═══ Provided records

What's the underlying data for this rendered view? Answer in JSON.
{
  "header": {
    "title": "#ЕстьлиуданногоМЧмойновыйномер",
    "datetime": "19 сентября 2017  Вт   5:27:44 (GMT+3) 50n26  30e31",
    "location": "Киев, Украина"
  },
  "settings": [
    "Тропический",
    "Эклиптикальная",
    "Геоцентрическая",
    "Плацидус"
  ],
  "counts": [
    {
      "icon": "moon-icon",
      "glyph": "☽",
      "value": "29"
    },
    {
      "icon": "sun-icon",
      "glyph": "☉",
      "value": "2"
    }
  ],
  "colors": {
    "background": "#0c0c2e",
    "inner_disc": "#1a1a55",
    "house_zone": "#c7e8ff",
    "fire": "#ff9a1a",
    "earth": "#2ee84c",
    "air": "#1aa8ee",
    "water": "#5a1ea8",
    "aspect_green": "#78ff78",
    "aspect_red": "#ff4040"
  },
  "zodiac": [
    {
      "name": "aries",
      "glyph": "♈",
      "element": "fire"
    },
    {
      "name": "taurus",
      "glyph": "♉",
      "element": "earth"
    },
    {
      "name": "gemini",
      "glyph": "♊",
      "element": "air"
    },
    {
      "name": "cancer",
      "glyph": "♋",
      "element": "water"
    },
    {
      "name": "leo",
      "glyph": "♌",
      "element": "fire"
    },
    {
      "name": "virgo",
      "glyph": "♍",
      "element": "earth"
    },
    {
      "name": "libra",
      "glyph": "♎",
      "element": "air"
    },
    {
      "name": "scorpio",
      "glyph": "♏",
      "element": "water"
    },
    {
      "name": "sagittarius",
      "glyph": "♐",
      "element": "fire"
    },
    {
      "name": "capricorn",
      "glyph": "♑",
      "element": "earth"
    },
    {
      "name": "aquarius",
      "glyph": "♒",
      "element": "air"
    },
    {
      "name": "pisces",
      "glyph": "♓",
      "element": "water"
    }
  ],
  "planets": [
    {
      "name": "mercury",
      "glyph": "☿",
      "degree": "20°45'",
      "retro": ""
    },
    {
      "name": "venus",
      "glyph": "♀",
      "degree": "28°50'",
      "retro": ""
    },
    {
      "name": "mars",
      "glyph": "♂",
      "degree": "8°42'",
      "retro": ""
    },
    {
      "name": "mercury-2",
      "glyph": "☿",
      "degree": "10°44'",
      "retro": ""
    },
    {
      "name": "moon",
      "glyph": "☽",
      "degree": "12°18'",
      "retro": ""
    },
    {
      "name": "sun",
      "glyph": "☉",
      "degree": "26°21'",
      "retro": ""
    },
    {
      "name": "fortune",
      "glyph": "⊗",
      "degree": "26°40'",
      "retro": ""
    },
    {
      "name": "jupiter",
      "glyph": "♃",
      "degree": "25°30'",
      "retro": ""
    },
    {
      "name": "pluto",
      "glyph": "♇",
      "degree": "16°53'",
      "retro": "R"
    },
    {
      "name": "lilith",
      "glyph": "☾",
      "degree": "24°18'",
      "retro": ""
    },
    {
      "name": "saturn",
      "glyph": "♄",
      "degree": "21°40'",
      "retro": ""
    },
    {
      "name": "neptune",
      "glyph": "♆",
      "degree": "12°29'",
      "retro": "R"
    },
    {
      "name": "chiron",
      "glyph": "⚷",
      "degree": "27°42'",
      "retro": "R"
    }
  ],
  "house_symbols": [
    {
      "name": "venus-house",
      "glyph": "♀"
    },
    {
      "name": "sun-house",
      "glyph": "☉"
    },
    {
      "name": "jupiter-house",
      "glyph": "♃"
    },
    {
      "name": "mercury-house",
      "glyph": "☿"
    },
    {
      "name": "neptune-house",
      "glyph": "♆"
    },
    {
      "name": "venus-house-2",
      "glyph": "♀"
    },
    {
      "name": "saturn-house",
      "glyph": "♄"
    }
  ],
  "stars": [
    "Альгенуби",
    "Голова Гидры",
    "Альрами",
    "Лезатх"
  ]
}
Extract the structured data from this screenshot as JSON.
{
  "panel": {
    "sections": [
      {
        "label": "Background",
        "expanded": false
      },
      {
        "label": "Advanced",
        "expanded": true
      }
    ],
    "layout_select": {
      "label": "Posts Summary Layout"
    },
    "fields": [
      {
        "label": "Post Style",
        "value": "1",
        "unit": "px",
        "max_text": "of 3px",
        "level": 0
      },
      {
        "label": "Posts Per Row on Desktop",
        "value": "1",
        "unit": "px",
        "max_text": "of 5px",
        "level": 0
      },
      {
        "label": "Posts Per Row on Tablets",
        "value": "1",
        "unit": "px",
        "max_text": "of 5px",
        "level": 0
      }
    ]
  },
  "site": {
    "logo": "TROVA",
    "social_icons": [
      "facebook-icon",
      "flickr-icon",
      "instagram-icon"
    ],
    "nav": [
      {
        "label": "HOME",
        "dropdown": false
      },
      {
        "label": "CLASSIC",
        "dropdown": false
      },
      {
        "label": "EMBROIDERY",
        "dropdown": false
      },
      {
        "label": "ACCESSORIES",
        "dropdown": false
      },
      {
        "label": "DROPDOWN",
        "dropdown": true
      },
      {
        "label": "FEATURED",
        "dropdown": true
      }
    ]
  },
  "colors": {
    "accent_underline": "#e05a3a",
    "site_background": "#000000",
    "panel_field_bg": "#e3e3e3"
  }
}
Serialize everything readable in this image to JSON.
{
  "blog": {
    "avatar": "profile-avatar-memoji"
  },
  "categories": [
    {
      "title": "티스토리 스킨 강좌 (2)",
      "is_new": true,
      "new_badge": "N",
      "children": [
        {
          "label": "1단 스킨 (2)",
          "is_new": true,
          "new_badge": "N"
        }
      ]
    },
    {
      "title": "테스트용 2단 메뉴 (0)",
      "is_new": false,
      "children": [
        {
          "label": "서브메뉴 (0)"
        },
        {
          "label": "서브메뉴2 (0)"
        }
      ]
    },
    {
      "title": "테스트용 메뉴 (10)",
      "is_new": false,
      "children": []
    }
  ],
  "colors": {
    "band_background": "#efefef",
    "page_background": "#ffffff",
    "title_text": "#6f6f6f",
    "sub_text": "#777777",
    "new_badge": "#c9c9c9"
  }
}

══════

=== Exercise aim ===
Show every line where the string "data" appears.

=== Full solution ===
What's the underlying data for this rendered view? Answer in JSON.
Extract the structured data from this screenshot as JSON.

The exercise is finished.